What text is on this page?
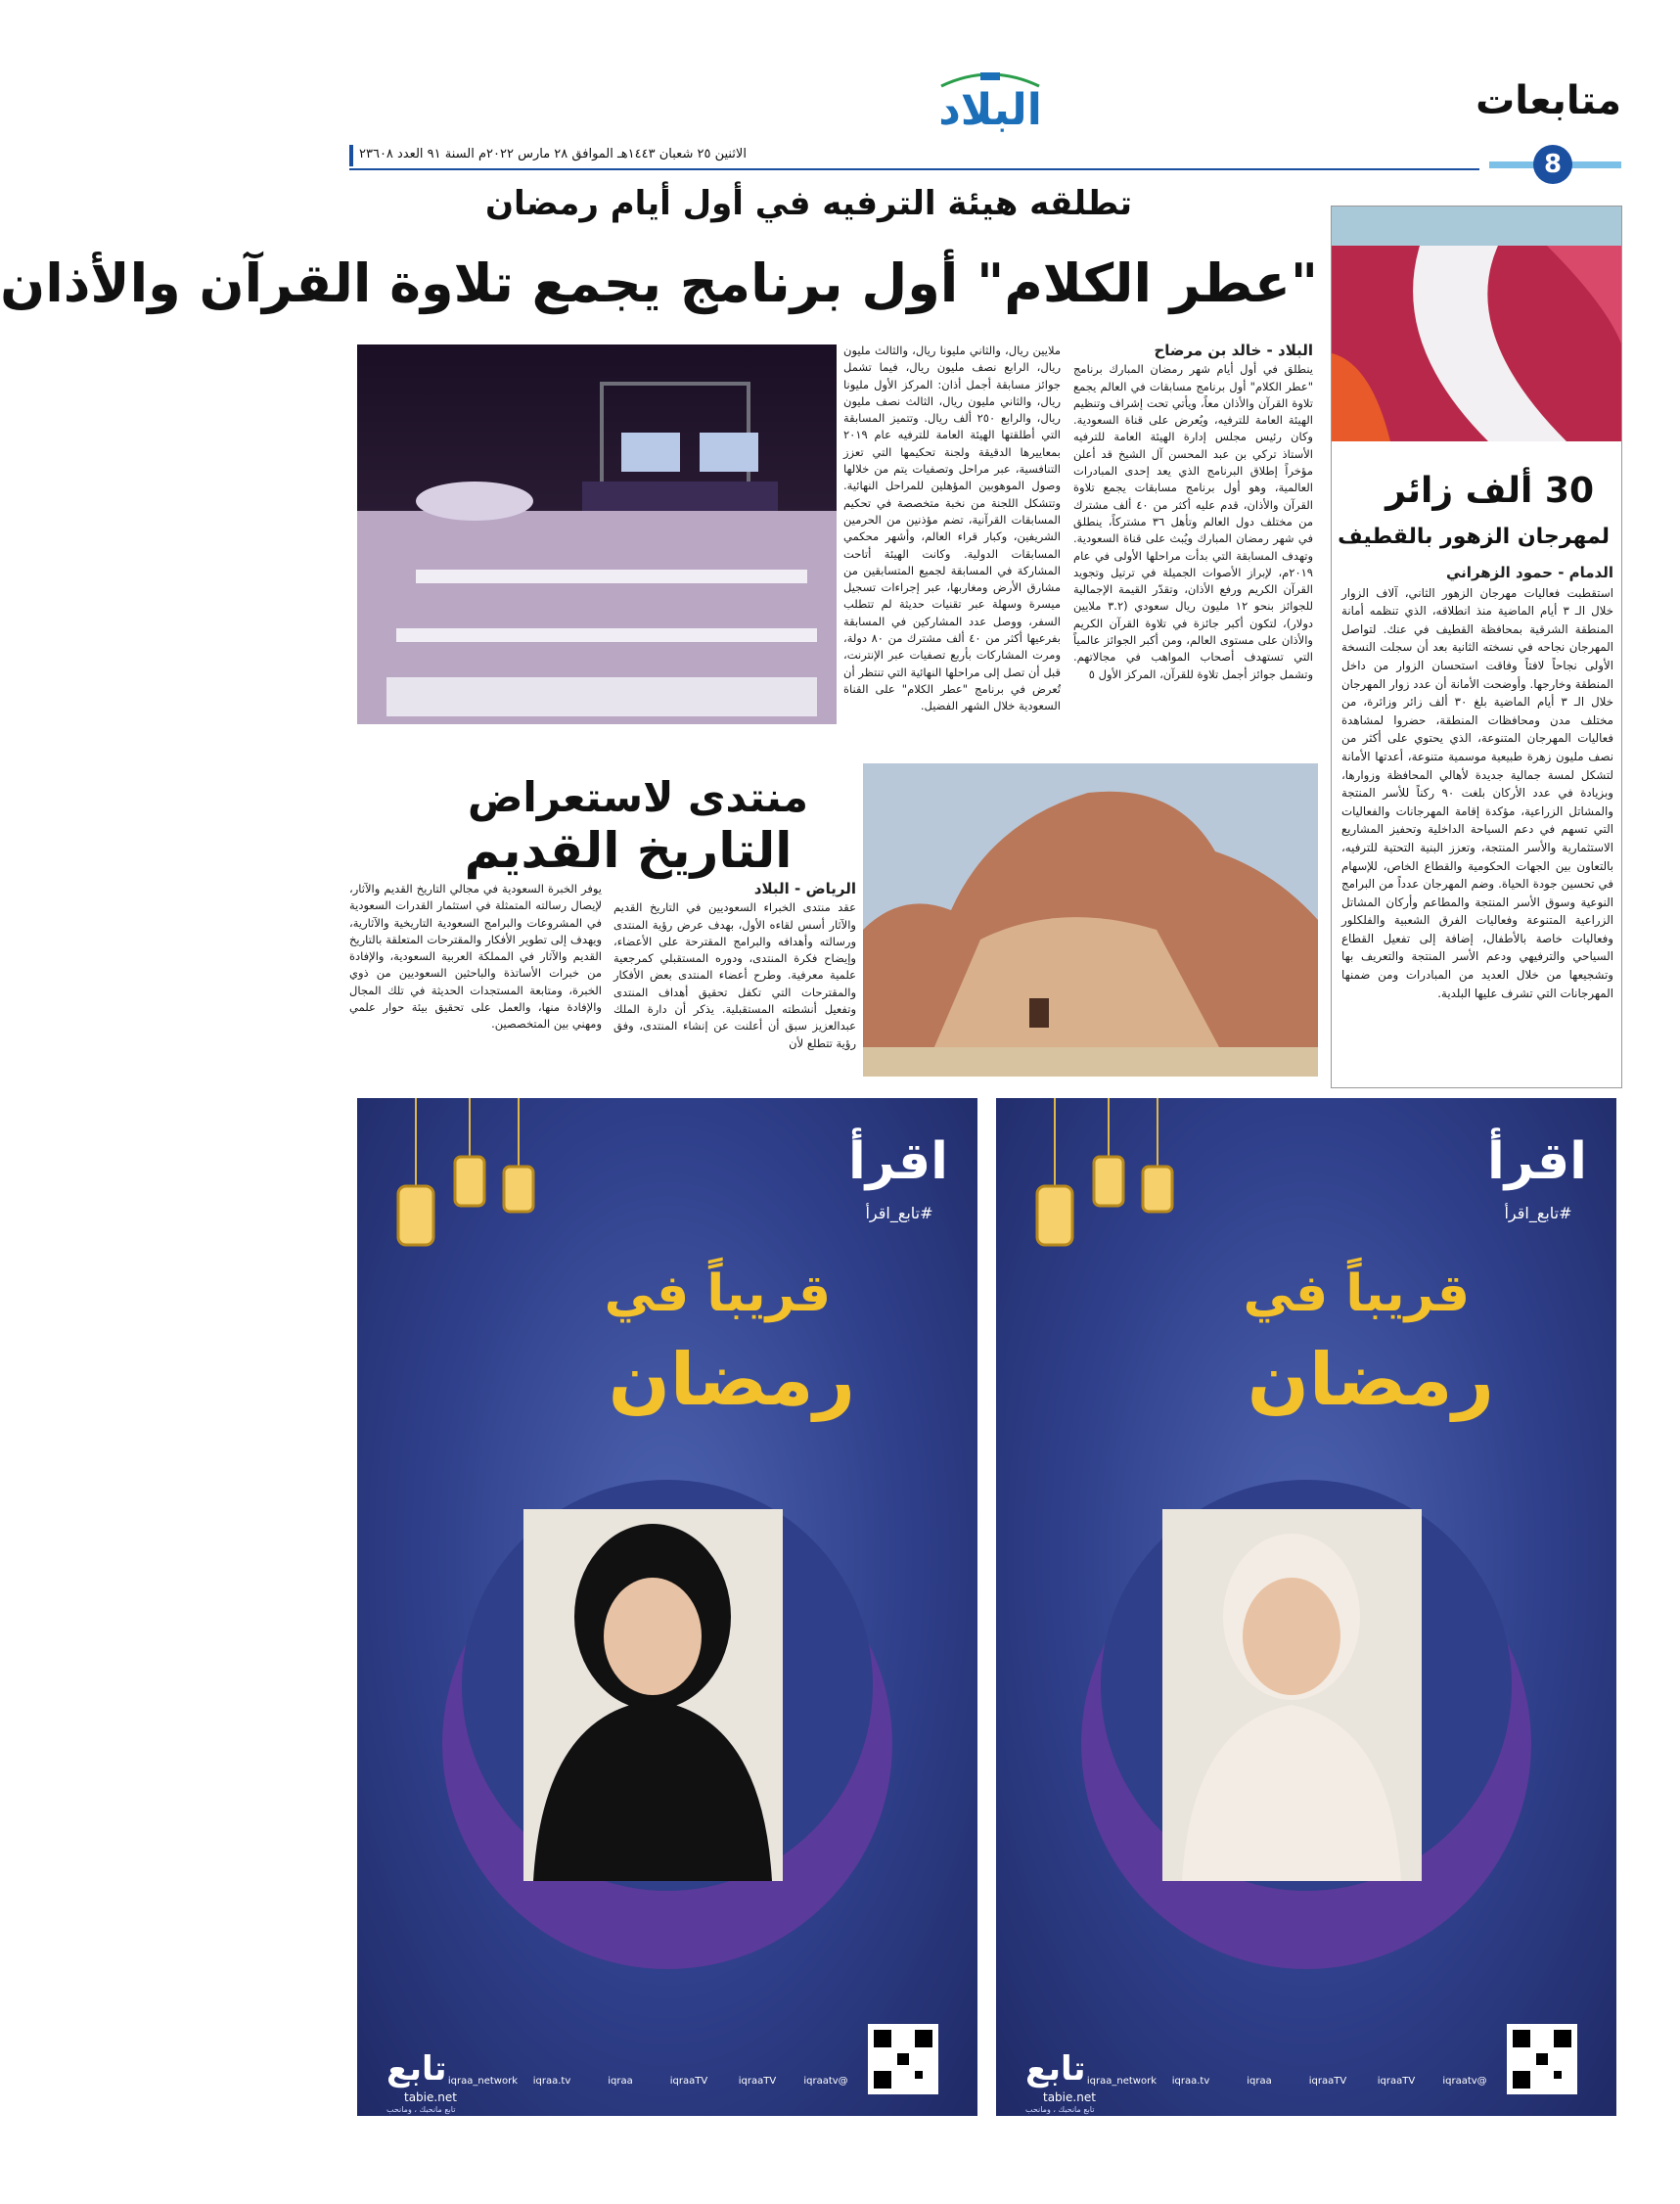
متابعات
8
البلاد
الاثنين ٢٥ شعبان ١٤٤٣هـ الموافق ٢٨ مارس ٢٠٢٢م السنة ٩١ العدد ٢٣٦٠٨
تطلقه هيئة الترفيه في أول أيام رمضان
"عطر الكلام" أول برنامج يجمع تلاوة القرآن والأذان
البلاد - خالد بن مرضاح
ينطلق في أول أيام شهر رمضان المبارك برنامج "عطر الكلام" أول برنامج مسابقات في العالم يجمع تلاوة القرآن والأذان معاً، ويأتي تحت إشراف وتنظيم الهيئة العامة للترفيه، ويُعرض على قناة السعودية. وكان رئيس مجلس إدارة الهيئة العامة للترفيه الأستاذ تركي بن عبد المحسن آل الشيخ قد أعلن مؤخراً إطلاق البرنامج الذي يعد إحدى المبادرات العالمية، وهو أول برنامج مسابقات يجمع تلاوة القرآن والأذان، قدم عليه أكثر من ٤٠ ألف مشترك من مختلف دول العالم وتأهل ٣٦ مشتركاً، ينطلق في شهر رمضان المبارك ويُبث على قناة السعودية. وتهدف المسابقة التي بدأت مراحلها الأولى في عام ٢٠١٩م، لإبراز الأصوات الجميلة في ترتيل وتجويد القرآن الكريم ورفع الأذان، وتقدّر القيمة الإجمالية للجوائز بنحو ١٢ مليون ريال سعودي (٣.٢ ملايين دولار)، لتكون أكبر جائزة في تلاوة القرآن الكريم والأذان على مستوى العالم، ومن أكبر الجوائز عالمياً التي تستهدف أصحاب المواهب في مجالاتهم. وتشمل جوائز أجمل تلاوة للقرآن، المركز الأول ٥
ملايين ريال، والثاني مليونا ريال، والثالث مليون ريال، الرابع نصف مليون ريال، فيما تشمل جوائز مسابقة أجمل أذان: المركز الأول مليونا ريال، والثاني مليون ريال، الثالث نصف مليون ريال، والرابع ٢٥٠ ألف ريال. وتتميز المسابقة التي أطلقتها الهيئة العامة للترفيه عام ٢٠١٩ بمعاييرها الدقيقة ولجنة تحكيمها التي تعزز التنافسية، عبر مراحل وتصفيات يتم من خلالها وصول الموهوبين المؤهلين للمراحل النهائية. وتتشكل اللجنة من نخبة متخصصة في تحكيم المسابقات القرآنية، تضم مؤذنين من الحرمين الشريفين، وكبار قراء العالم، وأشهر محكمي المسابقات الدولية. وكانت الهيئة أتاحت المشاركة في المسابقة لجميع المتسابقين من مشارق الأرض ومغاربها، عبر إجراءات تسجيل ميسرة وسهلة عبر تقنيات حديثة لم تتطلب السفر، ووصل عدد المشاركين في المسابقة بفرعيها أكثر من ٤٠ ألف مشترك من ٨٠ دولة، ومرت المشاركات بأربع تصفيات عبر الإنترنت، قبل أن تصل إلى مراحلها النهائية التي تنتظر أن تُعرض في برنامج "عطر الكلام" على القناة السعودية خلال الشهر الفضيل.
30 ألف زائر
لمهرجان الزهور بالقطيف
الدمام - حمود الزهراني
استقطبت فعاليات مهرجان الزهور الثاني، آلاف الزوار خلال الـ ٣ أيام الماضية منذ انطلاقه، الذي تنظمه أمانة المنطقة الشرقية بمحافظة القطيف في عنك. لتواصل المهرجان نجاحه في نسخته الثانية بعد أن سجلت النسخة الأولى نجاحاً لافتاً وفاقت استحسان الزوار من داخل المنطقة وخارجها. وأوضحت الأمانة أن عدد زوار المهرجان خلال الـ ٣ أيام الماضية بلغ ٣٠ ألف زائر وزائرة، من مختلف مدن ومحافظات المنطقة، حضروا لمشاهدة فعاليات المهرجان المتنوعة، الذي يحتوي على أكثر من نصف مليون زهرة طبيعية موسمية متنوعة، أعدتها الأمانة لتشكل لمسة جمالية جديدة لأهالي المحافظة وزوارها، وبزيادة في عدد الأركان بلغت ٩٠ ركناً للأسر المنتجة والمشاتل الزراعية، مؤكدة إقامة المهرجانات والفعاليات التي تسهم في دعم السياحة الداخلية وتحفيز المشاريع الاستثمارية والأسر المنتجة، وتعزز البنية التحتية للترفيه، بالتعاون بين الجهات الحكومية والقطاع الخاص، للإسهام في تحسين جودة الحياة. وضم المهرجان عدداً من البرامج النوعية وسوق الأسر المنتجة والمطاعم وأركان المشاتل الزراعية المتنوعة وفعاليات الفرق الشعبية والفلكلور وفعاليات خاصة بالأطفال، إضافة إلى تفعيل القطاع السياحي والترفيهي ودعم الأسر المنتجة والتعريف بها وتشجيعها من خلال العديد من المبادرات ومن ضمنها المهرجانات التي تشرف عليها البلدية.
منتدى لاستعراض
التاريخ القديم
الرياض - البلاد
عقد منتدى الخبراء السعوديين في التاريخ القديم والآثار أسس لقاءه الأول، بهدف عرض رؤية المنتدى ورسالته وأهدافه والبرامج المقترحة على الأعضاء، وإيضاح فكرة المنتدى، ودوره المستقبلي كمرجعية علمية معرفية. وطرح أعضاء المنتدى بعض الأفكار والمقترحات التي تكفل تحقيق أهداف المنتدى وتفعيل أنشطته المستقبلية. يذكر أن دارة الملك عبدالعزيز سبق أن أعلنت عن إنشاء المنتدى، وفق رؤية تتطلع لأن
يوفر الخبرة السعودية في مجالي التاريخ القديم والآثار، لإيصال رسالته المتمثلة في استثمار القدرات السعودية في المشروعات والبرامج السعودية التاريخية والآثارية، ويهدف إلى تطوير الأفكار والمقترحات المتعلقة بالتاريخ القديم والآثار في المملكة العربية السعودية، والإفادة من خبرات الأساتذة والباحثين السعوديين من ذوي الخبرة، ومتابعة المستجدات الحديثة في تلك المجال والإفادة منها، والعمل على تحقيق بيئة حوار علمي ومهني بين المتخصصين.
اقرأ
#تابع_اقرأ
قريباً في
رمضان
تابع
tabie.net
تابع مانحبك ، ومانحب
@iqraatv
iqraaTV
iqraaTV
iqraa
iqraa.tv
iqraa_network
اقرأ
#تابع_اقرأ
قريباً في
رمضان
تابع
tabie.net
تابع مانحبك ، ومانحب
@iqraatv
iqraaTV
iqraaTV
iqraa
iqraa.tv
iqraa_network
· · ·
- Job:
Except for the pictures, copy the material above exactly.

- Completed exercise:
What text is on this page?
متابعات
8
البلاد
الاثنين ٢٥ شعبان ١٤٤٣هـ الموافق ٢٨ مارس ٢٠٢٢م السنة ٩١ العدد ٢٣٦٠٨
تطلقه هيئة الترفيه في أول أيام رمضان
"عطر الكلام" أول برنامج يجمع تلاوة القرآن والأذان
البلاد - خالد بن مرضاح
ينطلق في أول أيام شهر رمضان المبارك برنامج "عطر الكلام" أول برنامج مسابقات في العالم يجمع تلاوة القرآن والأذان معاً، ويأتي تحت إشراف وتنظيم الهيئة العامة للترفيه، ويُعرض على قناة السعودية. وكان رئيس مجلس إدارة الهيئة العامة للترفيه الأستاذ تركي بن عبد المحسن آل الشيخ قد أعلن مؤخراً إطلاق البرنامج الذي يعد إحدى المبادرات العالمية، وهو أول برنامج مسابقات يجمع تلاوة القرآن والأذان، قدم عليه أكثر من ٤٠ ألف مشترك من مختلف دول العالم وتأهل ٣٦ مشتركاً، ينطلق في شهر رمضان المبارك ويُبث على قناة السعودية. وتهدف المسابقة التي بدأت مراحلها الأولى في عام ٢٠١٩م، لإبراز الأصوات الجميلة في ترتيل وتجويد القرآن الكريم ورفع الأذان، وتقدّر القيمة الإجمالية للجوائز بنحو ١٢ مليون ريال سعودي (٣.٢ ملايين دولار)، لتكون أكبر جائزة في تلاوة القرآن الكريم والأذان على مستوى العالم، ومن أكبر الجوائز عالمياً التي تستهدف أصحاب المواهب في مجالاتهم. وتشمل جوائز أجمل تلاوة للقرآن، المركز الأول ٥
ملايين ريال، والثاني مليونا ريال، والثالث مليون ريال، الرابع نصف مليون ريال، فيما تشمل جوائز مسابقة أجمل أذان: المركز الأول مليونا ريال، والثاني مليون ريال، الثالث نصف مليون ريال، والرابع ٢٥٠ ألف ريال. وتتميز المسابقة التي أطلقتها الهيئة العامة للترفيه عام ٢٠١٩ بمعاييرها الدقيقة ولجنة تحكيمها التي تعزز التنافسية، عبر مراحل وتصفيات يتم من خلالها وصول الموهوبين المؤهلين للمراحل النهائية. وتتشكل اللجنة من نخبة متخصصة في تحكيم المسابقات القرآنية، تضم مؤذنين من الحرمين الشريفين، وكبار قراء العالم، وأشهر محكمي المسابقات الدولية. وكانت الهيئة أتاحت المشاركة في المسابقة لجميع المتسابقين من مشارق الأرض ومغاربها، عبر إجراءات تسجيل ميسرة وسهلة عبر تقنيات حديثة لم تتطلب السفر، ووصل عدد المشاركين في المسابقة بفرعيها أكثر من ٤٠ ألف مشترك من ٨٠ دولة، ومرت المشاركات بأربع تصفيات عبر الإنترنت، قبل أن تصل إلى مراحلها النهائية التي تنتظر أن تُعرض في برنامج "عطر الكلام" على القناة السعودية خلال الشهر الفضيل.
30 ألف زائر
لمهرجان الزهور بالقطيف
الدمام - حمود الزهراني
استقطبت فعاليات مهرجان الزهور الثاني، آلاف الزوار خلال الـ ٣ أيام الماضية منذ انطلاقه، الذي تنظمه أمانة المنطقة الشرقية بمحافظة القطيف في عنك. لتواصل المهرجان نجاحه في نسخته الثانية بعد أن سجلت النسخة الأولى نجاحاً لافتاً وفاقت استحسان الزوار من داخل المنطقة وخارجها. وأوضحت الأمانة أن عدد زوار المهرجان خلال الـ ٣ أيام الماضية بلغ ٣٠ ألف زائر وزائرة، من مختلف مدن ومحافظات المنطقة، حضروا لمشاهدة فعاليات المهرجان المتنوعة، الذي يحتوي على أكثر من نصف مليون زهرة طبيعية موسمية متنوعة، أعدتها الأمانة لتشكل لمسة جمالية جديدة لأهالي المحافظة وزوارها، وبزيادة في عدد الأركان بلغت ٩٠ ركناً للأسر المنتجة والمشاتل الزراعية، مؤكدة إقامة المهرجانات والفعاليات التي تسهم في دعم السياحة الداخلية وتحفيز المشاريع الاستثمارية والأسر المنتجة، وتعزز البنية التحتية للترفيه، بالتعاون بين الجهات الحكومية والقطاع الخاص، للإسهام في تحسين جودة الحياة. وضم المهرجان عدداً من البرامج النوعية وسوق الأسر المنتجة والمطاعم وأركان المشاتل الزراعية المتنوعة وفعاليات الفرق الشعبية والفلكلور وفعاليات خاصة بالأطفال، إضافة إلى تفعيل القطاع السياحي والترفيهي ودعم الأسر المنتجة والتعريف بها وتشجيعها من خلال العديد من المبادرات ومن ضمنها المهرجانات التي تشرف عليها البلدية.
منتدى لاستعراض
التاريخ القديم
الرياض - البلاد
عقد منتدى الخبراء السعوديين في التاريخ القديم والآثار أسس لقاءه الأول، بهدف عرض رؤية المنتدى ورسالته وأهدافه والبرامج المقترحة على الأعضاء، وإيضاح فكرة المنتدى، ودوره المستقبلي كمرجعية علمية معرفية. وطرح أعضاء المنتدى بعض الأفكار والمقترحات التي تكفل تحقيق أهداف المنتدى وتفعيل أنشطته المستقبلية. يذكر أن دارة الملك عبدالعزيز سبق أن أعلنت عن إنشاء المنتدى، وفق رؤية تتطلع لأن
يوفر الخبرة السعودية في مجالي التاريخ القديم والآثار، لإيصال رسالته المتمثلة في استثمار القدرات السعودية في المشروعات والبرامج السعودية التاريخية والآثارية، ويهدف إلى تطوير الأفكار والمقترحات المتعلقة بالتاريخ القديم والآثار في المملكة العربية السعودية، والإفادة من خبرات الأساتذة والباحثين السعوديين من ذوي الخبرة، ومتابعة المستجدات الحديثة في تلك المجال والإفادة منها، والعمل على تحقيق بيئة حوار علمي ومهني بين المتخصصين.
اقرأ
#تابع_اقرأ
قريباً في
رمضان
تابع
tabie.net
تابع مانحبك ، ومانحب
@iqraatv
iqraaTV
iqraaTV
iqraa
iqraa.tv
iqraa_network
اقرأ
#تابع_اقرأ
قريباً في
رمضان
تابع
tabie.net
تابع مانحبك ، ومانحب
@iqraatv
iqraaTV
iqraaTV
iqraa
iqraa.tv
iqraa_network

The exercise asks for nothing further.